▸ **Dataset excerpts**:
┌────────

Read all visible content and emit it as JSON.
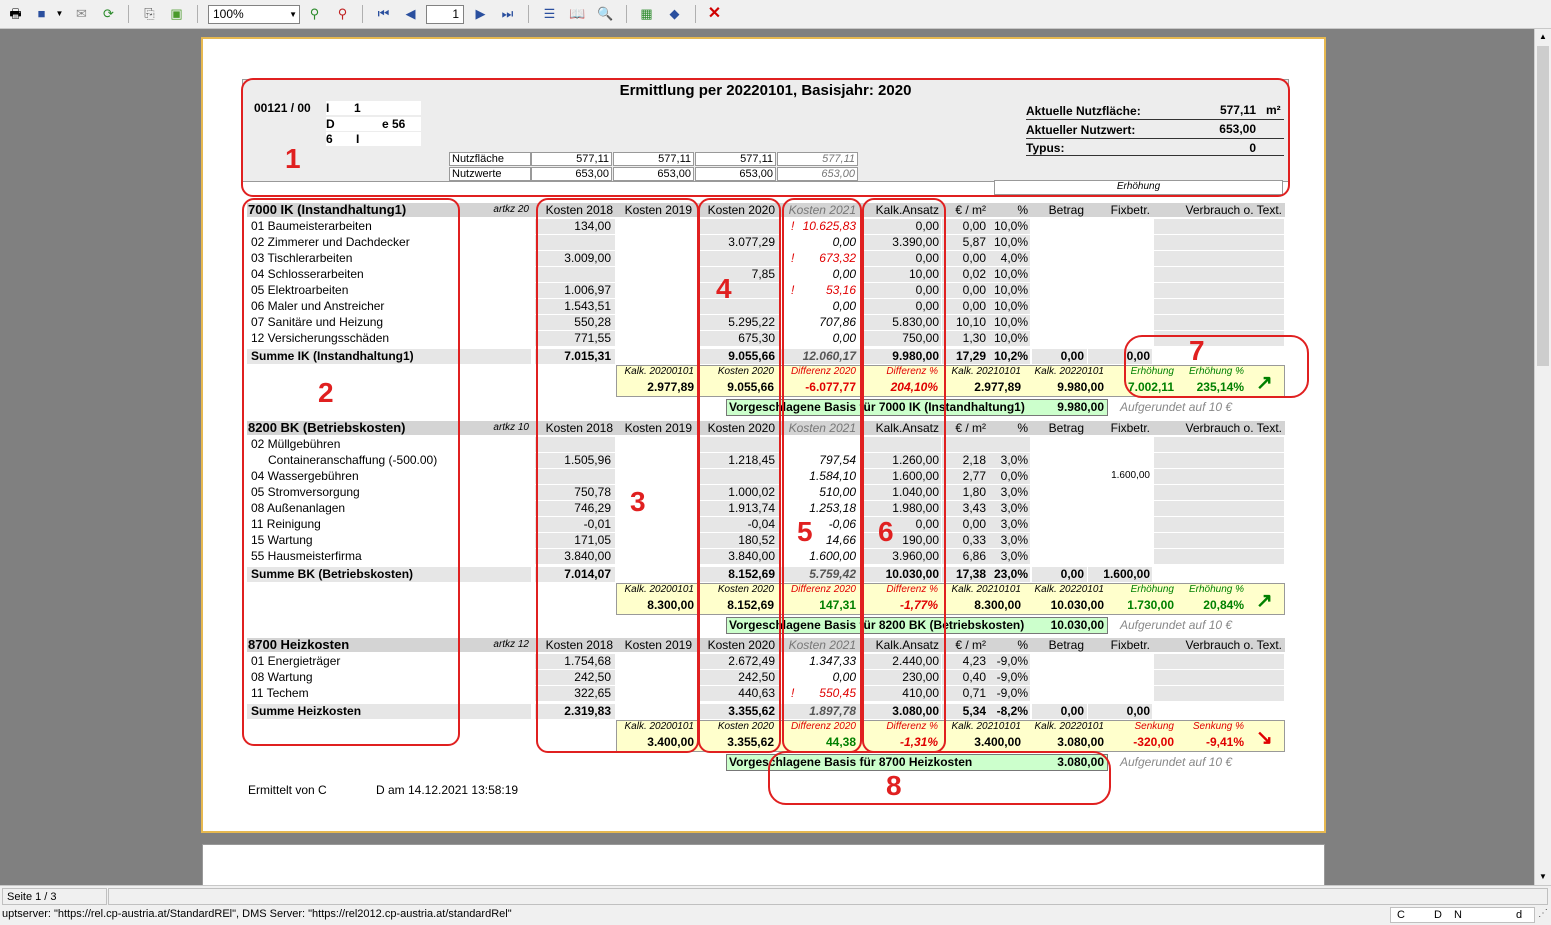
{
  "toolbar": {
    "zoom": "100%",
    "page": "1"
  },
  "status": {
    "page": "Seite 1 / 3",
    "server": "uptserver: \"https://rel.cp-austria.at/StandardREl\", DMS Server: \"https://rel2012.cp-austria.at/standardRel\"",
    "p1": "C",
    "p2": "D",
    "p3": "N",
    "p4": "d"
  },
  "header": {
    "title": "Ermittlung per 20220101, Basisjahr: 2020",
    "id": "00121 / 00",
    "l1": "I",
    "l1b": "1",
    "l2": "D",
    "l2b": "e 56",
    "l3": "6",
    "l3b": "I",
    "nf_label": "Nutzfläche",
    "nw_label": "Nutzwerte",
    "nf": [
      "577,11",
      "577,11",
      "577,11",
      "577,11"
    ],
    "nw": [
      "653,00",
      "653,00",
      "653,00",
      "653,00"
    ],
    "anf_label": "Aktuelle Nutzfläche:",
    "anf": "577,11",
    "anf_unit": "m²",
    "anw_label": "Aktueller Nutzwert:",
    "anw": "653,00",
    "typ_label": "Typus:",
    "typ": "0",
    "erh": "Erhöhung"
  },
  "cols": {
    "k18": "Kosten 2018",
    "k19": "Kosten 2019",
    "k20": "Kosten 2020",
    "k21": "Kosten 2021",
    "ka": "Kalk.Ansatz",
    "em": "€ / m²",
    "pct": "%",
    "betrag": "Betrag",
    "fix": "Fixbetr.",
    "verb": "Verbrauch o. Text."
  },
  "sec1": {
    "name": "7000 IK (Instandhaltung1)",
    "artkz": "artkz 20",
    "rows": [
      {
        "n": "01 Baumeisterarbeiten",
        "k18": "134,00",
        "k20": "",
        "k21": "10.625,83",
        "excl": true,
        "ka": "0,00",
        "em": "0,00",
        "p": "10,0%"
      },
      {
        "n": "02 Zimmerer und Dachdecker",
        "k18": "",
        "k20": "3.077,29",
        "k21": "0,00",
        "ka": "3.390,00",
        "em": "5,87",
        "p": "10,0%"
      },
      {
        "n": "03 Tischlerarbeiten",
        "k18": "3.009,00",
        "k20": "",
        "k21": "673,32",
        "excl": true,
        "ka": "0,00",
        "em": "0,00",
        "p": "4,0%"
      },
      {
        "n": "04 Schlosserarbeiten",
        "k18": "",
        "k20": "7,85",
        "k21": "0,00",
        "ka": "10,00",
        "em": "0,02",
        "p": "10,0%"
      },
      {
        "n": "05 Elektroarbeiten",
        "k18": "1.006,97",
        "k20": "",
        "k21": "53,16",
        "excl": true,
        "ka": "0,00",
        "em": "0,00",
        "p": "10,0%"
      },
      {
        "n": "06 Maler und Anstreicher",
        "k18": "1.543,51",
        "k20": "",
        "k21": "0,00",
        "ka": "0,00",
        "em": "0,00",
        "p": "10,0%"
      },
      {
        "n": "07 Sanitäre und Heizung",
        "k18": "550,28",
        "k20": "5.295,22",
        "k21": "707,86",
        "ka": "5.830,00",
        "em": "10,10",
        "p": "10,0%"
      },
      {
        "n": "12 Versicherungsschäden",
        "k18": "771,55",
        "k20": "675,30",
        "k21": "0,00",
        "ka": "750,00",
        "em": "1,30",
        "p": "10,0%"
      }
    ],
    "sum": {
      "n": "Summe  IK (Instandhaltung1)",
      "k18": "7.015,31",
      "k20": "9.055,66",
      "k21": "12.060,17",
      "ka": "9.980,00",
      "em": "17,29",
      "p": "10,2%",
      "betrag": "0,00",
      "fix": "0,00"
    },
    "box": {
      "l1": "Kalk. 20200101",
      "v1": "2.977,89",
      "l2": "Kosten 2020",
      "v2": "9.055,66",
      "l3": "Differenz 2020",
      "v3": "-6.077,77",
      "l4": "Differenz %",
      "v4": "204,10%",
      "l5": "Kalk. 20210101",
      "v5": "2.977,89",
      "l6": "Kalk. 20220101",
      "v6": "9.980,00",
      "l7": "Erhöhung",
      "v7": "7.002,11",
      "l8": "Erhöhung %",
      "v8": "235,14%",
      "arrow": "↗"
    },
    "basis_label": "Vorgeschlagene Basis für 7000 IK (Instandhaltung1)",
    "basis": "9.980,00",
    "round": "Aufgerundet auf 10 €"
  },
  "sec2": {
    "name": "8200 BK (Betriebskosten)",
    "artkz": "artkz 10",
    "rows": [
      {
        "n": "02 Müllgebühren",
        "k18": "",
        "k20": "",
        "k21": "",
        "ka": "",
        "em": "",
        "p": ""
      },
      {
        "n": "Containeranschaffung (-500.00)",
        "indent": true,
        "k18": "1.505,96",
        "k20": "1.218,45",
        "k21": "797,54",
        "ka": "1.260,00",
        "em": "2,18",
        "p": "3,0%"
      },
      {
        "n": "04 Wassergebühren",
        "k18": "",
        "k20": "",
        "k21": "1.584,10",
        "ka": "1.600,00",
        "em": "2,77",
        "p": "0,0%",
        "fix": "1.600,00"
      },
      {
        "n": "05 Stromversorgung",
        "k18": "750,78",
        "k20": "1.000,02",
        "k21": "510,00",
        "ka": "1.040,00",
        "em": "1,80",
        "p": "3,0%"
      },
      {
        "n": "08 Außenanlagen",
        "k18": "746,29",
        "k20": "1.913,74",
        "k21": "1.253,18",
        "ka": "1.980,00",
        "em": "3,43",
        "p": "3,0%"
      },
      {
        "n": "11 Reinigung",
        "k18": "-0,01",
        "k20": "-0,04",
        "k21": "-0,06",
        "ka": "0,00",
        "em": "0,00",
        "p": "3,0%"
      },
      {
        "n": "15 Wartung",
        "k18": "171,05",
        "k20": "180,52",
        "k21": "14,66",
        "ka": "190,00",
        "em": "0,33",
        "p": "3,0%"
      },
      {
        "n": "55 Hausmeisterfirma",
        "k18": "3.840,00",
        "k20": "3.840,00",
        "k21": "1.600,00",
        "ka": "3.960,00",
        "em": "6,86",
        "p": "3,0%"
      }
    ],
    "sum": {
      "n": "Summe  BK (Betriebskosten)",
      "k18": "7.014,07",
      "k20": "8.152,69",
      "k21": "5.759,42",
      "ka": "10.030,00",
      "em": "17,38",
      "p": "23,0%",
      "betrag": "0,00",
      "fix": "1.600,00"
    },
    "box": {
      "l1": "Kalk. 20200101",
      "v1": "8.300,00",
      "l2": "Kosten 2020",
      "v2": "8.152,69",
      "l3": "Differenz 2020",
      "v3": "147,31",
      "l4": "Differenz %",
      "v4": "-1,77%",
      "l5": "Kalk. 20210101",
      "v5": "8.300,00",
      "l6": "Kalk. 20220101",
      "v6": "10.030,00",
      "l7": "Erhöhung",
      "v7": "1.730,00",
      "l8": "Erhöhung %",
      "v8": "20,84%",
      "arrow": "↗"
    },
    "basis_label": "Vorgeschlagene Basis für 8200 BK (Betriebskosten)",
    "basis": "10.030,00",
    "round": "Aufgerundet auf 10 €"
  },
  "sec3": {
    "name": "8700 Heizkosten",
    "artkz": "artkz 12",
    "rows": [
      {
        "n": "01 Energieträger",
        "k18": "1.754,68",
        "k20": "2.672,49",
        "k21": "1.347,33",
        "ka": "2.440,00",
        "em": "4,23",
        "p": "-9,0%"
      },
      {
        "n": "08 Wartung",
        "k18": "242,50",
        "k20": "242,50",
        "k21": "0,00",
        "ka": "230,00",
        "em": "0,40",
        "p": "-9,0%"
      },
      {
        "n": "11 Techem",
        "k18": "322,65",
        "k20": "440,63",
        "k21": "550,45",
        "excl": true,
        "ka": "410,00",
        "em": "0,71",
        "p": "-9,0%"
      }
    ],
    "sum": {
      "n": "Summe  Heizkosten",
      "k18": "2.319,83",
      "k20": "3.355,62",
      "k21": "1.897,78",
      "ka": "3.080,00",
      "em": "5,34",
      "p": "-8,2%",
      "betrag": "0,00",
      "fix": "0,00"
    },
    "box": {
      "l1": "Kalk. 20200101",
      "v1": "3.400,00",
      "l2": "Kosten 2020",
      "v2": "3.355,62",
      "l3": "Differenz 2020",
      "v3": "44,38",
      "l4": "Differenz %",
      "v4": "-1,31%",
      "l5": "Kalk. 20210101",
      "v5": "3.400,00",
      "l6": "Kalk. 20220101",
      "v6": "3.080,00",
      "l7": "Senkung",
      "v7": "-320,00",
      "l8": "Senkung %",
      "v8": "-9,41%",
      "arrow": "↘"
    },
    "basis_label": "Vorgeschlagene Basis für 8700 Heizkosten",
    "basis": "3.080,00",
    "round": "Aufgerundet auf 10 €"
  },
  "footer": {
    "by": "Ermittelt von C",
    "date": "D am 14.12.2021 13:58:19"
  },
  "annotations": [
    "1",
    "2",
    "3",
    "4",
    "5",
    "6",
    "7",
    "8"
  ]
}
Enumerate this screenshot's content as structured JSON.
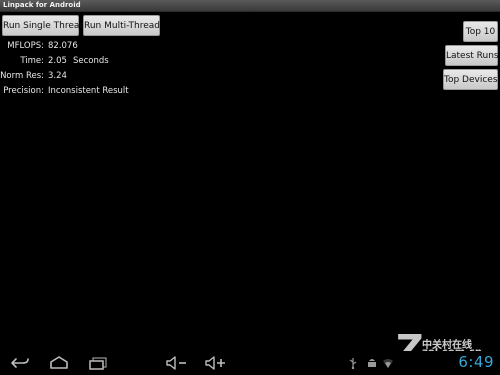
{
  "window": {
    "title": "Linpack for Android"
  },
  "toolbar": {
    "run_single": "Run Single Thread",
    "run_multi": "Run Multi-Thread"
  },
  "side_menu": {
    "top10": "Top 10",
    "latest_runs": "Latest Runs",
    "top_devices": "Top Devices"
  },
  "results": {
    "mflops_label": "MFLOPS:",
    "mflops_value": "82.076",
    "time_label": "Time:",
    "time_value": "2.05",
    "time_unit": "Seconds",
    "normres_label": "Norm Res:",
    "normres_value": "3.24",
    "precision_label": "Precision:",
    "precision_value": "Inconsistent Result"
  },
  "navbar": {
    "icons": [
      "back-icon",
      "home-icon",
      "recent-apps-icon",
      "volume-down-icon",
      "volume-up-icon"
    ],
    "status_icons": [
      "usb-icon",
      "android-debug-icon",
      "wifi-icon"
    ],
    "clock": "6:49",
    "clock_color": "#39a7d6"
  },
  "watermark": {
    "mark": "Z",
    "cn": "中关村在线",
    "en": "zol.com.cn"
  }
}
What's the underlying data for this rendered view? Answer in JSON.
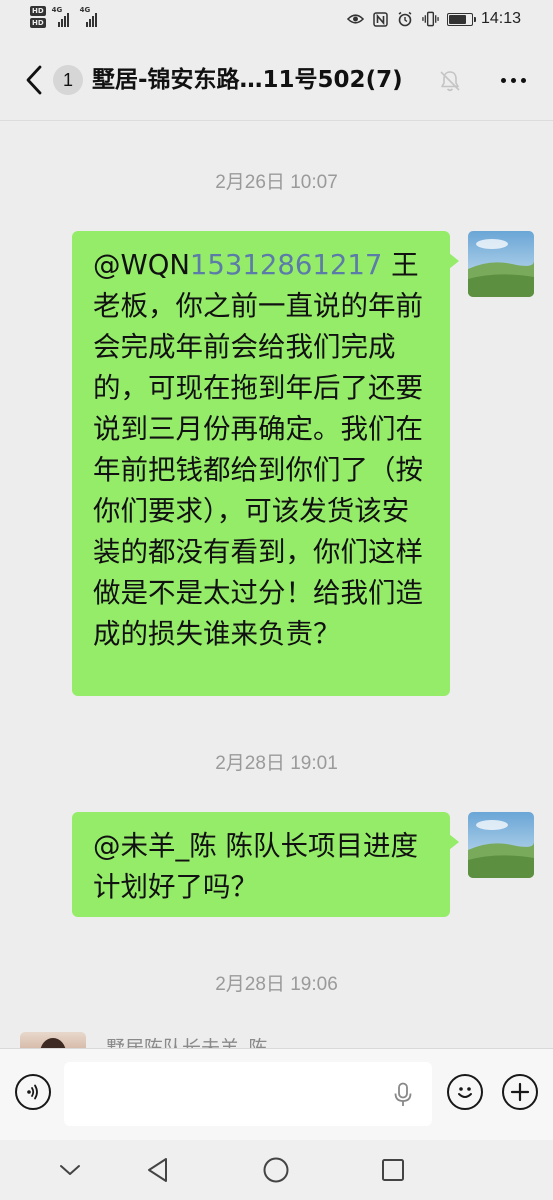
{
  "status_bar": {
    "hd_labels": [
      "HD",
      "HD"
    ],
    "network": [
      "4G",
      "4G"
    ],
    "time": "14:13",
    "battery_level": 0.8
  },
  "header": {
    "unread_count": "1",
    "title": "墅居-锦安东路…11号502(7)"
  },
  "messages": [
    {
      "timestamp": "2月26日 10:07",
      "mention_prefix": "@WQN",
      "mention_number": "15312861217",
      "text": " 王老板，你之前一直说的年前会完成年前会给我们完成的，可现在拖到年后了还要说到三月份再确定。我们在年前把钱都给到你们了（按你们要求），可该发货该安装的都没有看到，你们这样做是不是太过分！给我们造成的损失谁来负责？"
    },
    {
      "timestamp": "2月28日 19:01",
      "text": "@未羊_陈 陈队长项目进度计划好了吗？"
    }
  ],
  "last_timestamp": "2月28日 19:06",
  "peek_sender_name": "墅居陈队长未羊_陈",
  "input": {
    "value": "",
    "placeholder": ""
  },
  "colors": {
    "background": "#ededed",
    "bubble_outgoing": "#95ec69",
    "mention_number": "#5b7ba8",
    "timestamp": "#9a9a9a"
  },
  "icons": [
    "back-icon",
    "mute-icon",
    "more-icon",
    "voice-icon",
    "mic-icon",
    "emoji-icon",
    "plus-icon",
    "nav-down-icon",
    "nav-back-icon",
    "nav-home-icon",
    "nav-recent-icon"
  ]
}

└────────

▸ **TASK STATEMENT**:
Pick out every line above that contains the word "Heizkosten" and copy it.

▸ **TASK ANSWER**:
    "name": "8700 Heizkosten",
      "n": "Summe  Heizkosten",
    "basis_label": "Vorgeschlagene Basis für 8700 Heizkosten",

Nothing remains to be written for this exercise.